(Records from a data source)
----------------

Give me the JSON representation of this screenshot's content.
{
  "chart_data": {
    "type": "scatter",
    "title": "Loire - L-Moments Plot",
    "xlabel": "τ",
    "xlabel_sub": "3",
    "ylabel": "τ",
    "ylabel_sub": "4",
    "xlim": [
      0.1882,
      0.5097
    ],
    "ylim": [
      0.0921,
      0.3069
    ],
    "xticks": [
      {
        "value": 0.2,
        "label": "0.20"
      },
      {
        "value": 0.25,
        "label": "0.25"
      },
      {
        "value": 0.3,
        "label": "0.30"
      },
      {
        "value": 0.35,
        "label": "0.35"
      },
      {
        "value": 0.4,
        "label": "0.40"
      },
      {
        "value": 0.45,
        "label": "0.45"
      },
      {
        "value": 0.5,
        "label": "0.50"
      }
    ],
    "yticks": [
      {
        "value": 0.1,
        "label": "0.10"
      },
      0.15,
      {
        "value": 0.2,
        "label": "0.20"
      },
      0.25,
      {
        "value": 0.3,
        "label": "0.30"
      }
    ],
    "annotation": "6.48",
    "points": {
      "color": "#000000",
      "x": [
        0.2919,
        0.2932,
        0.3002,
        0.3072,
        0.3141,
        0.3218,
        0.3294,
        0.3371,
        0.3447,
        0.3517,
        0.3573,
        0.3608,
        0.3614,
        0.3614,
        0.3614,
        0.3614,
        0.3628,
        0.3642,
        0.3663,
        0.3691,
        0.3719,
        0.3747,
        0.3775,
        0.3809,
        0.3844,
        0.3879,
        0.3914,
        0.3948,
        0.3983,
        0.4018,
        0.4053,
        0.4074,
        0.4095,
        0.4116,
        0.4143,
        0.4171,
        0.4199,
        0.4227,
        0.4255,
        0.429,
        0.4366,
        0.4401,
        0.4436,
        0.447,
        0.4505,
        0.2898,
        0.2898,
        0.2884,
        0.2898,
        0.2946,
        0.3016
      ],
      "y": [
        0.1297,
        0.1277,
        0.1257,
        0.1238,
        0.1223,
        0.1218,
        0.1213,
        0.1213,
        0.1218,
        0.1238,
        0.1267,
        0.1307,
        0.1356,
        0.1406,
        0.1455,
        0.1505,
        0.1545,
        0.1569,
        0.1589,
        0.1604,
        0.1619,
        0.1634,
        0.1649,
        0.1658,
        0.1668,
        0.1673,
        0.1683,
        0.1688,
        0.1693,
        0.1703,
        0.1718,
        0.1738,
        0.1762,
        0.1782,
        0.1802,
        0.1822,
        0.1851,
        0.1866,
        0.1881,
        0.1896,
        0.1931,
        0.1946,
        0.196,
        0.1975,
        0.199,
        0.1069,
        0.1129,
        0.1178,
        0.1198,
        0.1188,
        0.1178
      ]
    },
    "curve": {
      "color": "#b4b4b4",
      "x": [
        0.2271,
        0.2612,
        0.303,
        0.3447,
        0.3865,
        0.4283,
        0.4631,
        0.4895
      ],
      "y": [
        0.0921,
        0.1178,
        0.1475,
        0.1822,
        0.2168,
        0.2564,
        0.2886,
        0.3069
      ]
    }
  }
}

----------------

Your goal
Transcribe the material above word for word.

Complete output
Give me the JSON representation of this screenshot's content.
{
  "chart_data": {
    "type": "scatter",
    "title": "Loire - L-Moments Plot",
    "xlabel": "τ",
    "xlabel_sub": "3",
    "ylabel": "τ",
    "ylabel_sub": "4",
    "xlim": [
      0.1882,
      0.5097
    ],
    "ylim": [
      0.0921,
      0.3069
    ],
    "xticks": [
      {
        "value": 0.2,
        "label": "0.20"
      },
      {
        "value": 0.25,
        "label": "0.25"
      },
      {
        "value": 0.3,
        "label": "0.30"
      },
      {
        "value": 0.35,
        "label": "0.35"
      },
      {
        "value": 0.4,
        "label": "0.40"
      },
      {
        "value": 0.45,
        "label": "0.45"
      },
      {
        "value": 0.5,
        "label": "0.50"
      }
    ],
    "yticks": [
      {
        "value": 0.1,
        "label": "0.10"
      },
      0.15,
      {
        "value": 0.2,
        "label": "0.20"
      },
      0.25,
      {
        "value": 0.3,
        "label": "0.30"
      }
    ],
    "annotation": "6.48",
    "points": {
      "color": "#000000",
      "x": [
        0.2919,
        0.2932,
        0.3002,
        0.3072,
        0.3141,
        0.3218,
        0.3294,
        0.3371,
        0.3447,
        0.3517,
        0.3573,
        0.3608,
        0.3614,
        0.3614,
        0.3614,
        0.3614,
        0.3628,
        0.3642,
        0.3663,
        0.3691,
        0.3719,
        0.3747,
        0.3775,
        0.3809,
        0.3844,
        0.3879,
        0.3914,
        0.3948,
        0.3983,
        0.4018,
        0.4053,
        0.4074,
        0.4095,
        0.4116,
        0.4143,
        0.4171,
        0.4199,
        0.4227,
        0.4255,
        0.429,
        0.4366,
        0.4401,
        0.4436,
        0.447,
        0.4505,
        0.2898,
        0.2898,
        0.2884,
        0.2898,
        0.2946,
        0.3016
      ],
      "y": [
        0.1297,
        0.1277,
        0.1257,
        0.1238,
        0.1223,
        0.1218,
        0.1213,
        0.1213,
        0.1218,
        0.1238,
        0.1267,
        0.1307,
        0.1356,
        0.1406,
        0.1455,
        0.1505,
        0.1545,
        0.1569,
        0.1589,
        0.1604,
        0.1619,
        0.1634,
        0.1649,
        0.1658,
        0.1668,
        0.1673,
        0.1683,
        0.1688,
        0.1693,
        0.1703,
        0.1718,
        0.1738,
        0.1762,
        0.1782,
        0.1802,
        0.1822,
        0.1851,
        0.1866,
        0.1881,
        0.1896,
        0.1931,
        0.1946,
        0.196,
        0.1975,
        0.199,
        0.1069,
        0.1129,
        0.1178,
        0.1198,
        0.1188,
        0.1178
      ]
    },
    "curve": {
      "color": "#b4b4b4",
      "x": [
        0.2271,
        0.2612,
        0.303,
        0.3447,
        0.3865,
        0.4283,
        0.4631,
        0.4895
      ],
      "y": [
        0.0921,
        0.1178,
        0.1475,
        0.1822,
        0.2168,
        0.2564,
        0.2886,
        0.3069
      ]
    }
  }
}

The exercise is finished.